+++ Supplied passage +++

Re: Bad Blocks

Gregory Farnum <greg@xxxxxxxxxxx> · Thu, 28 Mar 2013 08:54:08 -0700



The OSDs expect the underlying filesystem to keep their data clean and
fail-crash in order to prevent accidentally introducing corruption
into the system. There's some ongoing work to make that a little
friendlier, but it's not done yet.
-Greg

On Wed, Mar 20, 2013 at 11:55 AM, Dyweni - Ceph-Devel
<YS3fpFE2ykfB@xxxxxxxxxx> wrote:
> Hi All,
>
> I would like to understand how Ceph handles and recovers from bad blocks.
> Would someone mind explaining this to me?  It wasn't very apparent from the
> docs.
>
> My ultimate goal to be able to get some extra life out of my disks, after I
> detect that they may be failing.  (I'm talking about those disks that may
> have a small amount of bad blocks, but otherwise seem file and still perform
> well).
>
> Here's what I've put together:
>
> 1. BBR Hardware
>     - All hard disks come with a set number of blocks that are reserved for
> remapping of failed blocks.  This is handled transparently by the hard disk.
> The hard disk may not begin reporting failed blocks until all the reserved
> blocks are used up.

+++ Stored records +++

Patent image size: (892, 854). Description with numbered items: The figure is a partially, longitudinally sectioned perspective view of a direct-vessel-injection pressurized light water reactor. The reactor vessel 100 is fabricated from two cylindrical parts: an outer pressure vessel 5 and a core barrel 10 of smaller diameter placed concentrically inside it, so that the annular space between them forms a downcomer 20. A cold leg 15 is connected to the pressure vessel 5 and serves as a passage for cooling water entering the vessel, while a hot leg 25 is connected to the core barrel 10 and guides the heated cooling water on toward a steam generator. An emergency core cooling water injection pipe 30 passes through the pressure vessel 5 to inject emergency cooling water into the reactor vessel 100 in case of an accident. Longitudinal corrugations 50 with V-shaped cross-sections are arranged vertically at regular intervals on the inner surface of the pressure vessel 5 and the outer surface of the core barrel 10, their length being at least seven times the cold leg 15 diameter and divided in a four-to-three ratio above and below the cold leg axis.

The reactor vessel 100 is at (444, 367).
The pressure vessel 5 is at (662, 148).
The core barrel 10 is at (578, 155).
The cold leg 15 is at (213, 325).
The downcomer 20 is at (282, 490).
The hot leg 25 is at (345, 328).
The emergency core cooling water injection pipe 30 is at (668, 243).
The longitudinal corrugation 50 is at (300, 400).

+++

§ **Parts of the exercise**
[1] Render this sentence from the Ceph bad-blocks thread in Spanish: "There's some ongoing work to make that a little friendlier, but it's not done yet."
[2] Carry the Ceph bad-blocks thread further, picking up right after its final sentence.
The records were drawn from a separate source.

§ **The replies**
[1] Hay trabajo en curso para hacer eso un poco más amigable, pero todavía no está terminado.

[2]
>
> 2. BBR Device Mapper Target
>     - Back in the EVMS days, IBM wrote a kernel module (dm-bbr) and a evms
> plugin to manage that kernel module.  I have updated that kernel module to
> work with the 3.6.11 kernel.  I have also rewrote some portions of the evms
> plugin as a standalone bash script to allow me to initialize the BBR layer
> and start the BBR device mapper target on that layer.  (So far it seems to
> run fine, but requires more testing).
>
> 3. BTRFS
>     - I've read that BTRFS can perform data scrubbing and repair damaged
> files from redundant copies.
>
> 4. CEPH
>     - I've read that CEPH can perform a deep scrub to find damaged copies.
> I assume by the distributed nature of CEPH, it can repair the damaged copy
> from the other OSDs.
>
> One thing I am not clear on is when BTRFS / CEPH finds damaged data, what do
> they do to prevent data from being written to the same area?
>
> Also, I'm wondering if any parts to my layered approach are redundant /
> unnecessary...  For instance if BTRFS marks the block bad internally, then
> perhaps the BBR DM Target isn't needed...
>
>
> In my testing recently, I had the following setup:
>   Disk -> DM-Crypt -> DM-BBR -> BTRFS -> OSD
>
> When the OSD hit a bad block, the DM-BBR target successfully remapped it to
> one of its own reserved blocks, BTRFS then reported data corruption, and the
> OSD daemon crashed.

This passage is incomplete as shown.